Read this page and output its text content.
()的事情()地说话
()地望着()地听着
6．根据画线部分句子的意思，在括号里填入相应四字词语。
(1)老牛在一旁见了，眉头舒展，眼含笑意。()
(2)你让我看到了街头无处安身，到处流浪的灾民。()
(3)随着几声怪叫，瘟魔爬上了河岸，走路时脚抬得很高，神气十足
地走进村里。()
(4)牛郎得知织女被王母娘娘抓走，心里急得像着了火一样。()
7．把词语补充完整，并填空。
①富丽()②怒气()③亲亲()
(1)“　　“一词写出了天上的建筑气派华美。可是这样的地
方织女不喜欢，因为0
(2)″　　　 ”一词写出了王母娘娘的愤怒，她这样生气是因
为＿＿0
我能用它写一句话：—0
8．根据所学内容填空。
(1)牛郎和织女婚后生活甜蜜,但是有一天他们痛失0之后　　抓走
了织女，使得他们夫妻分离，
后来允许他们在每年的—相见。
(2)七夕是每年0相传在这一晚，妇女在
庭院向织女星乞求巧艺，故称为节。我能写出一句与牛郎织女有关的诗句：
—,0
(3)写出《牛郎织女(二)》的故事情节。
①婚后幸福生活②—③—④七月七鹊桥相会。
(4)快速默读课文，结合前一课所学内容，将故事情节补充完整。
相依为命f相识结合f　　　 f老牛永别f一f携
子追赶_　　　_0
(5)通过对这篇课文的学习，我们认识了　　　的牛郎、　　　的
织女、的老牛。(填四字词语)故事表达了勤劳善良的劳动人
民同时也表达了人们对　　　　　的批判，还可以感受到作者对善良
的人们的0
= = = = = = =
## Task brief
Write out the whole listing exactly.

## Written response
Read this page and output its text content.
()的事情()地说话
()地望着()地听着
6．根据画线部分句子的意思，在括号里填入相应四字词语。
(1)老牛在一旁见了，眉头舒展，眼含笑意。()
(2)你让我看到了街头无处安身，到处流浪的灾民。()
(3)随着几声怪叫，瘟魔爬上了河岸，走路时脚抬得很高，神气十足
地走进村里。()
(4)牛郎得知织女被王母娘娘抓走，心里急得像着了火一样。()
7．把词语补充完整，并填空。
①富丽()②怒气()③亲亲()
(1)“　　“一词写出了天上的建筑气派华美。可是这样的地
方织女不喜欢，因为0
(2)″　　　 ”一词写出了王母娘娘的愤怒，她这样生气是因
为＿＿0
我能用它写一句话：—0
8．根据所学内容填空。
(1)牛郎和织女婚后生活甜蜜,但是有一天他们痛失0之后　　抓走
了织女，使得他们夫妻分离，
后来允许他们在每年的—相见。
(2)七夕是每年0相传在这一晚，妇女在
庭院向织女星乞求巧艺，故称为节。我能写出一句与牛郎织女有关的诗句：
—,0
(3)写出《牛郎织女(二)》的故事情节。
①婚后幸福生活②—③—④七月七鹊桥相会。
(4)快速默读课文，结合前一课所学内容，将故事情节补充完整。
相依为命f相识结合f　　　 f老牛永别f一f携
子追赶_　　　_0
(5)通过对这篇课文的学习，我们认识了　　　的牛郎、　　　的
织女、的老牛。(填四字词语)故事表达了勤劳善良的劳动人
民同时也表达了人们对　　　　　的批判，还可以感受到作者对善良
的人们的0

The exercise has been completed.